● **What is needed**:
Search the material for the string "какъ" and copy each line where it occurs.

************

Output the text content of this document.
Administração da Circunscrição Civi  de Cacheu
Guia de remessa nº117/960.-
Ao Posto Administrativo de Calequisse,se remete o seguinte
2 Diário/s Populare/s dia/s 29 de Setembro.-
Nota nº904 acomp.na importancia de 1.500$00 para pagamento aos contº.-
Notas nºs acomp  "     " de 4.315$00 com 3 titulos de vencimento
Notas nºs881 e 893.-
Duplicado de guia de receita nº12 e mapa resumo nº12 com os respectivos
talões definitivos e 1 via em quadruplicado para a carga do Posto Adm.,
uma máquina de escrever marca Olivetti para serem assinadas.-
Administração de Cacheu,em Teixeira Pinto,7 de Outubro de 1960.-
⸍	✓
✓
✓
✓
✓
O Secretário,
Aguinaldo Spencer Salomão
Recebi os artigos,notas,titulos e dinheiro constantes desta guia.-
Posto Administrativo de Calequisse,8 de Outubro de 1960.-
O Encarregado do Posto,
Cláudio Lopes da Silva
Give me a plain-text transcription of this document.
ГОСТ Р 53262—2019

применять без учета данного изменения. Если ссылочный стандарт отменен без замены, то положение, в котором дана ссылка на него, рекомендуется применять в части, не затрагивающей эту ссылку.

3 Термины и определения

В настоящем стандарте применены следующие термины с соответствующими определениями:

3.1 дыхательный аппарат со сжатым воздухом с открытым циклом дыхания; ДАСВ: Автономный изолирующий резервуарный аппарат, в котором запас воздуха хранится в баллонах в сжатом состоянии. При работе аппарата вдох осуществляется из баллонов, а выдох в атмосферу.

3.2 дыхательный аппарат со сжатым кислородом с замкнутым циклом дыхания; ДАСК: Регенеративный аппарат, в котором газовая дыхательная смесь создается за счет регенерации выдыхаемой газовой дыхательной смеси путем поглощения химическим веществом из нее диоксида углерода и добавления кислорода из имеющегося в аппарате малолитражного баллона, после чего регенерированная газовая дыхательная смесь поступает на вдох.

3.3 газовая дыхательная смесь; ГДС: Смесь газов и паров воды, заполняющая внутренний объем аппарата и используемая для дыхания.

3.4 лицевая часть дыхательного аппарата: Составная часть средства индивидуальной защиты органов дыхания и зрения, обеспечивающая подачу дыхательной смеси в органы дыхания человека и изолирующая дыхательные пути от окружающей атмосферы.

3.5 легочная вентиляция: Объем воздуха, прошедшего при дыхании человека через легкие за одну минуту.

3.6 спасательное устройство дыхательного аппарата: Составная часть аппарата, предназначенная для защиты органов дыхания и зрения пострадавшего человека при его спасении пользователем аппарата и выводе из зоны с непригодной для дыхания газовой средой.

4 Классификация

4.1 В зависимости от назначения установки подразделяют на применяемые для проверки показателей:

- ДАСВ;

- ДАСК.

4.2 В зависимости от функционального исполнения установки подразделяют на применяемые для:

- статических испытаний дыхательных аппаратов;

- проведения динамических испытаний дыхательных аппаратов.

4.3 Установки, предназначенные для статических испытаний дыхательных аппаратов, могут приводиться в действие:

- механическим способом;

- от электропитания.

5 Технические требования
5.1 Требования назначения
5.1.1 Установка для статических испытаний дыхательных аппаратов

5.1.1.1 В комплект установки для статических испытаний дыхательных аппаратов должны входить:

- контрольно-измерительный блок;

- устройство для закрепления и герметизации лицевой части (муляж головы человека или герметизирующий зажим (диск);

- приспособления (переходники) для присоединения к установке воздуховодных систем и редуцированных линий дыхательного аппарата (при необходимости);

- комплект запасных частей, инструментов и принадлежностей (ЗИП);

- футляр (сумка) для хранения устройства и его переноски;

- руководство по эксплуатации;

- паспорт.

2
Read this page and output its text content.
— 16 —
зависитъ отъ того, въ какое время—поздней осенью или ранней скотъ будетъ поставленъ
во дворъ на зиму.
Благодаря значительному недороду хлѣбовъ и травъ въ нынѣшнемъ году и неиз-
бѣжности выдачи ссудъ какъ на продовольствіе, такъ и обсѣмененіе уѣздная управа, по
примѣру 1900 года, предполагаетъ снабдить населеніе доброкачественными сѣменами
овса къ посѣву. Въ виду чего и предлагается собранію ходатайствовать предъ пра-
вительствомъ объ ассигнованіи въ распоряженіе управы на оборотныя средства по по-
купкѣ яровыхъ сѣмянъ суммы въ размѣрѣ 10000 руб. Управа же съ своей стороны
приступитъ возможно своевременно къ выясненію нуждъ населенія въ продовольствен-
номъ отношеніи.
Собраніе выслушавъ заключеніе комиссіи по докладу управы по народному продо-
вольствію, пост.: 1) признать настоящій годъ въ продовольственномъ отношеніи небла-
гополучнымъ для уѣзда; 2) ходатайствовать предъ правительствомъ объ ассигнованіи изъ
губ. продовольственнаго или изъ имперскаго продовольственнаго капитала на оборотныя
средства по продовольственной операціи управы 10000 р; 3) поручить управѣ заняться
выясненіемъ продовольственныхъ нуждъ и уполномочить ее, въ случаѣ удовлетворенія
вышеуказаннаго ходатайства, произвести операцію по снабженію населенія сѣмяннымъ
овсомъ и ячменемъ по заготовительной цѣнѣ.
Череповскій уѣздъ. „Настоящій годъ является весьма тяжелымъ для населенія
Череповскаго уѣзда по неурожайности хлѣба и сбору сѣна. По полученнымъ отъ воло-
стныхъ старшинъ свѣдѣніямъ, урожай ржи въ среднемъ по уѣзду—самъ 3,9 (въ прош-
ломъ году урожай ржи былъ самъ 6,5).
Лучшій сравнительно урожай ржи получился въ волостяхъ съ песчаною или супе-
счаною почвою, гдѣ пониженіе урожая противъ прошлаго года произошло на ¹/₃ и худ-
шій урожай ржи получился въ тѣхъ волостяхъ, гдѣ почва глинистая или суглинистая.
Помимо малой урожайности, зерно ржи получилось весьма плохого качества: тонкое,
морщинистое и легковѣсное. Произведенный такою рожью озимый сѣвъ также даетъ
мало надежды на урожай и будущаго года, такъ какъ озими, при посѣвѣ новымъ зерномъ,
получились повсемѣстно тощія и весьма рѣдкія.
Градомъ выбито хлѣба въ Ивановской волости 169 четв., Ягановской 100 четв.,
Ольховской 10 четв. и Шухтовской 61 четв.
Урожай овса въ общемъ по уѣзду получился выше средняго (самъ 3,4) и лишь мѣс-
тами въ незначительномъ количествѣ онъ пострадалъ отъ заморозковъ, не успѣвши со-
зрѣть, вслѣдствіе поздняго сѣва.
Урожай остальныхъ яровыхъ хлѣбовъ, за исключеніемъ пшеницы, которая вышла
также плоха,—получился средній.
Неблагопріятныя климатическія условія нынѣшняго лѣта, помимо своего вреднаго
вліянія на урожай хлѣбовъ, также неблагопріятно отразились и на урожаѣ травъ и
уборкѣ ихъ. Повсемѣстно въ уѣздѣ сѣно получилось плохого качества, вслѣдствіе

************

● **Right answer**:
бѣжности выдачи ссудъ какъ на продовольствіе, такъ и обсѣмененіе уѣздная управа, по
мало надежды на урожай и будущаго года, такъ какъ озими, при посѣвѣ новымъ зерномъ,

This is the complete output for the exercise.